• _What you will do_
Reproduce the following lines word for word, leaving out the pictures.

<<<<

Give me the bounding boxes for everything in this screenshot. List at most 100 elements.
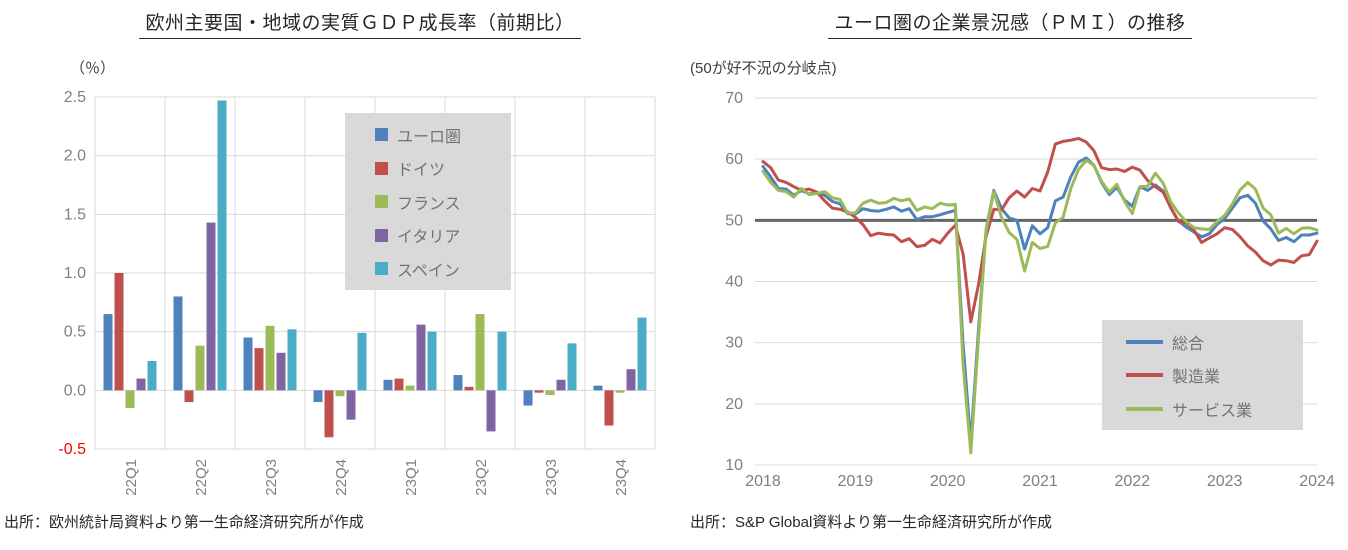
pmi-x-tick-label: 2024 [1299, 473, 1335, 490]
gdp-legend-label: ドイツ [397, 162, 446, 179]
gdp-legend-item-3: イタリア [375, 223, 511, 247]
gdp-x-tick-label: 23Q2 [473, 459, 490, 496]
gdp-bar-22Q4-4 [357, 332, 367, 391]
gdp-x-tick-label: 23Q1 [403, 459, 420, 496]
gdp-bar-22Q4-0 [313, 390, 323, 403]
gdp-legend-swatch-icon [375, 228, 388, 242]
gdp-legend-swatch-icon [375, 195, 388, 208]
pmi-x-tick-label: 2022 [1115, 473, 1151, 490]
pmi-legend-label: 製造業 [1172, 369, 1221, 386]
pmi-legend-swatch-icon [1126, 339, 1163, 344]
gdp-bar-22Q3-2 [265, 325, 275, 391]
pmi-y-tick-label: 60 [725, 151, 743, 168]
gdp-bar-23Q1-2 [405, 385, 415, 391]
gdp-bar-23Q4-2 [615, 390, 625, 393]
pmi-legend-swatch-icon [1126, 373, 1163, 377]
gdp-bar-22Q1-4 [147, 361, 157, 391]
pmi-axis-note: (50が好不況の分岐点) [690, 60, 837, 77]
gdp-bar-23Q2-0 [453, 375, 463, 391]
gdp-chart-title-text: 欧州主要国・地域の実質ＧＤＰ成長率（前期比） [139, 13, 581, 39]
pmi-x-tick-label: 2021 [1022, 473, 1058, 490]
pmi-legend-item-0: 総合 [1126, 330, 1303, 354]
pmi-series-line-2 [761, 158, 1319, 455]
gdp-bar-22Q3-0 [243, 337, 253, 391]
gdp-bar-23Q4-0 [593, 385, 603, 391]
gdp-legend-label: ユーロ圏 [397, 128, 462, 146]
pmi-y-tick-label: 70 [725, 90, 743, 107]
gdp-bar-23Q1-4 [427, 331, 437, 391]
gdp-bar-23Q4-3 [626, 369, 636, 391]
gdp-bar-23Q3-3 [556, 379, 566, 391]
pmi-legend-label: サービス業 [1172, 402, 1253, 420]
gdp-bar-22Q4-2 [335, 390, 345, 397]
gdp-legend-swatch-icon [375, 262, 388, 275]
pmi-x-tick-label: 2020 [930, 473, 966, 490]
gdp-x-tick-label: 22Q4 [333, 459, 350, 496]
pmi-chart-title-text: ユーロ圏の企業景況感（ＰＭＩ）の推移 [828, 13, 1192, 39]
pmi-series-line-1 [761, 136, 1319, 324]
gdp-x-tick-label: 22Q1 [123, 459, 140, 496]
gdp-x-tick-label: 22Q3 [263, 459, 280, 496]
pmi-x-tick-label: 2018 [745, 473, 781, 490]
gdp-bar-23Q2-3 [486, 390, 496, 432]
gdp-legend-label: イタリア [397, 229, 461, 246]
gdp-bar-23Q4-1 [604, 390, 614, 426]
gdp-legend-item-1: ドイツ [375, 156, 511, 180]
gdp-bar-22Q2-3 [206, 222, 216, 391]
pmi-y-tick-label: 20 [725, 396, 743, 413]
pmi-y-tick-label: 30 [725, 335, 743, 352]
gdp-y-tick-label: 2.0 [64, 148, 86, 165]
gdp-bar-23Q2-4 [497, 331, 507, 391]
pmi-legend-swatch-icon [1126, 406, 1163, 411]
pmi-y-tick-label: 40 [725, 274, 743, 291]
pmi-source-note: 出所：S&P Global資料より第一生命経済研究所が作成 [690, 514, 1052, 531]
gdp-bar-23Q3-2 [545, 390, 555, 396]
gdp-bar-22Q2-4 [217, 100, 227, 391]
gdp-bar-22Q1-1 [114, 273, 124, 391]
pmi-x-tick-label: 2019 [838, 473, 874, 490]
gdp-bar-22Q2-0 [173, 296, 183, 391]
gdp-x-tick-label: 22Q2 [193, 459, 210, 496]
gdp-bar-22Q2-2 [195, 345, 205, 391]
gdp-legend-label: フランス [397, 195, 461, 213]
pmi-y-tick-label: 50 [725, 212, 743, 229]
gdp-x-tick-label: 23Q4 [613, 459, 630, 496]
gdp-legend-item-2: フランス [375, 190, 511, 214]
gdp-bar-22Q3-1 [254, 348, 264, 391]
gdp-bar-23Q3-4 [567, 343, 577, 391]
gdp-bar-22Q1-2 [125, 390, 135, 408]
gdp-bar-23Q1-3 [416, 324, 426, 391]
gdp-bar-22Q3-3 [276, 352, 286, 391]
pmi-legend-item-1: 製造業 [1126, 363, 1303, 387]
gdp-bar-23Q3-0 [523, 390, 533, 406]
gdp-legend-swatch-icon [375, 161, 388, 175]
gdp-bar-23Q4-4 [637, 317, 647, 391]
pmi-x-tick-label: 2023 [1207, 473, 1243, 490]
gdp-bar-23Q3-1 [534, 390, 544, 393]
gdp-chart-legend: ユーロ圏ドイツフランスイタリアスペイン [345, 113, 511, 290]
gdp-y-tick-label: 0.0 [64, 382, 86, 399]
gdp-bar-22Q2-1 [184, 390, 194, 403]
gdp-legend-swatch-icon [375, 128, 388, 141]
gdp-bar-22Q3-4 [287, 329, 297, 391]
gdp-x-tick-label: 23Q3 [543, 459, 560, 496]
gdp-y-tick-label: 1.5 [64, 206, 86, 223]
gdp-bar-22Q1-0 [103, 314, 113, 391]
pmi-y-tick-label: 10 [725, 457, 743, 474]
gdp-bar-23Q1-0 [383, 379, 393, 391]
gdp-y-tick-label: 2.5 [64, 89, 86, 106]
gdp-chart-title: 欧州主要国・地域の実質ＧＤＰ成長率（前期比） [60, 8, 660, 39]
gdp-legend-item-0: ユーロ圏 [375, 123, 511, 147]
gdp-legend-label: スペイン [397, 262, 460, 280]
gdp-bar-23Q2-1 [464, 386, 474, 391]
gdp-y-axis-unit-label: （％） [70, 60, 116, 77]
gdp-source-note: 出所：欧州統計局資料より第一生命経済研究所が作成 [4, 514, 364, 531]
gdp-y-tick-label: 1.0 [64, 265, 86, 282]
pmi-chart-legend: 総合製造業サービス業 [1102, 320, 1303, 430]
pmi-legend-item-2: サービス業 [1126, 397, 1303, 421]
pmi-legend-label: 総合 [1172, 335, 1205, 353]
gdp-y-tick-label: -0.5 [58, 441, 86, 458]
gdp-bar-23Q2-2 [475, 314, 485, 391]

>>>>

• _Task response_
Give me the bounding boxes for everything in this screenshot. List at most 100 elements.
pmi-x-tick-label: 2024 [1299, 473, 1335, 490]
gdp-legend-label: ドイツ [397, 162, 446, 179]
gdp-legend-item-3: イタリア [375, 223, 511, 247]
gdp-x-tick-label: 23Q2 [473, 459, 490, 496]
gdp-bar-22Q4-4 [357, 332, 367, 391]
gdp-x-tick-label: 23Q1 [403, 459, 420, 496]
gdp-bar-22Q4-0 [313, 390, 323, 403]
gdp-legend-swatch-icon [375, 228, 388, 242]
gdp-legend-swatch-icon [375, 195, 388, 208]
pmi-x-tick-label: 2022 [1115, 473, 1151, 490]
pmi-legend-label: 製造業 [1172, 369, 1221, 386]
pmi-legend-swatch-icon [1126, 339, 1163, 344]
gdp-bar-22Q3-2 [265, 325, 275, 391]
pmi-y-tick-label: 60 [725, 151, 743, 168]
gdp-bar-23Q1-2 [405, 385, 415, 391]
gdp-bar-23Q4-2 [615, 390, 625, 393]
pmi-legend-swatch-icon [1126, 373, 1163, 377]
gdp-bar-22Q1-4 [147, 361, 157, 391]
pmi-axis-note: (50が好不況の分岐点) [690, 60, 837, 77]
gdp-bar-23Q2-0 [453, 375, 463, 391]
gdp-chart-title-text: 欧州主要国・地域の実質ＧＤＰ成長率（前期比） [139, 13, 581, 39]
pmi-x-tick-label: 2021 [1022, 473, 1058, 490]
pmi-legend-item-0: 総合 [1126, 330, 1303, 354]
pmi-series-line-2 [761, 158, 1319, 455]
gdp-bar-22Q3-0 [243, 337, 253, 391]
gdp-bar-23Q4-0 [593, 385, 603, 391]
gdp-legend-label: ユーロ圏 [397, 128, 462, 146]
pmi-y-tick-label: 70 [725, 90, 743, 107]
gdp-bar-23Q1-4 [427, 331, 437, 391]
gdp-bar-23Q4-3 [626, 369, 636, 391]
gdp-bar-23Q3-3 [556, 379, 566, 391]
pmi-legend-label: サービス業 [1172, 402, 1253, 420]
gdp-bar-22Q4-2 [335, 390, 345, 397]
gdp-legend-swatch-icon [375, 262, 388, 275]
pmi-x-tick-label: 2020 [930, 473, 966, 490]
gdp-x-tick-label: 22Q4 [333, 459, 350, 496]
pmi-chart-title-text: ユーロ圏の企業景況感（ＰＭＩ）の推移 [828, 13, 1192, 39]
pmi-series-line-1 [761, 136, 1319, 324]
gdp-x-tick-label: 22Q1 [123, 459, 140, 496]
gdp-x-tick-label: 22Q3 [263, 459, 280, 496]
pmi-x-tick-label: 2018 [745, 473, 781, 490]
gdp-bar-23Q2-3 [486, 390, 496, 432]
gdp-legend-label: イタリア [397, 229, 461, 246]
gdp-bar-23Q4-1 [604, 390, 614, 426]
gdp-legend-item-1: ドイツ [375, 156, 511, 180]
gdp-bar-22Q2-3 [206, 222, 216, 391]
pmi-y-tick-label: 20 [725, 396, 743, 413]
pmi-y-tick-label: 30 [725, 335, 743, 352]
gdp-y-tick-label: 2.0 [64, 148, 86, 165]
gdp-bar-23Q2-4 [497, 331, 507, 391]
pmi-legend-swatch-icon [1126, 406, 1163, 411]
pmi-y-tick-label: 40 [725, 274, 743, 291]
pmi-source-note: 出所：S&P Global資料より第一生命経済研究所が作成 [690, 514, 1052, 531]
gdp-bar-23Q3-2 [545, 390, 555, 396]
gdp-bar-22Q2-4 [217, 100, 227, 391]
gdp-bar-22Q1-1 [114, 273, 124, 391]
pmi-x-tick-label: 2019 [838, 473, 874, 490]
gdp-bar-22Q2-0 [173, 296, 183, 391]
gdp-x-tick-label: 22Q2 [193, 459, 210, 496]
gdp-bar-22Q2-2 [195, 345, 205, 391]
gdp-legend-label: フランス [397, 195, 461, 213]
pmi-y-tick-label: 50 [725, 212, 743, 229]
gdp-x-tick-label: 23Q4 [613, 459, 630, 496]
gdp-legend-item-2: フランス [375, 190, 511, 214]
gdp-bar-22Q3-1 [254, 348, 264, 391]
gdp-bar-23Q3-4 [567, 343, 577, 391]
gdp-bar-22Q1-2 [125, 390, 135, 408]
gdp-bar-23Q1-3 [416, 324, 426, 391]
gdp-bar-22Q3-3 [276, 352, 286, 391]
pmi-legend-item-1: 製造業 [1126, 363, 1303, 387]
gdp-bar-23Q3-0 [523, 390, 533, 406]
gdp-legend-swatch-icon [375, 161, 388, 175]
gdp-bar-23Q4-4 [637, 317, 647, 391]
pmi-x-tick-label: 2023 [1207, 473, 1243, 490]
gdp-bar-23Q3-1 [534, 390, 544, 393]
gdp-chart-legend: ユーロ圏ドイツフランスイタリアスペイン [345, 113, 511, 290]
gdp-y-tick-label: 0.0 [64, 382, 86, 399]
gdp-bar-22Q2-1 [184, 390, 194, 403]
gdp-legend-swatch-icon [375, 128, 388, 141]
gdp-bar-22Q3-4 [287, 329, 297, 391]
gdp-x-tick-label: 23Q3 [543, 459, 560, 496]
gdp-y-tick-label: 1.5 [64, 206, 86, 223]
gdp-bar-22Q1-0 [103, 314, 113, 391]
pmi-y-tick-label: 10 [725, 457, 743, 474]
gdp-bar-23Q1-0 [383, 379, 393, 391]
gdp-y-tick-label: 2.5 [64, 89, 86, 106]
gdp-chart-title: 欧州主要国・地域の実質ＧＤＰ成長率（前期比） [60, 8, 660, 39]
gdp-legend-item-0: ユーロ圏 [375, 123, 511, 147]
gdp-legend-label: スペイン [397, 262, 460, 280]
gdp-bar-23Q2-1 [464, 386, 474, 391]
gdp-y-axis-unit-label: （％） [70, 60, 116, 77]
gdp-source-note: 出所：欧州統計局資料より第一生命経済研究所が作成 [4, 514, 364, 531]
gdp-y-tick-label: 1.0 [64, 265, 86, 282]
pmi-chart-legend: 総合製造業サービス業 [1102, 320, 1303, 430]
pmi-legend-item-2: サービス業 [1126, 397, 1303, 421]
pmi-legend-label: 総合 [1172, 335, 1205, 353]
gdp-y-tick-label: -0.5 [58, 441, 86, 458]
gdp-bar-23Q2-2 [475, 314, 485, 391]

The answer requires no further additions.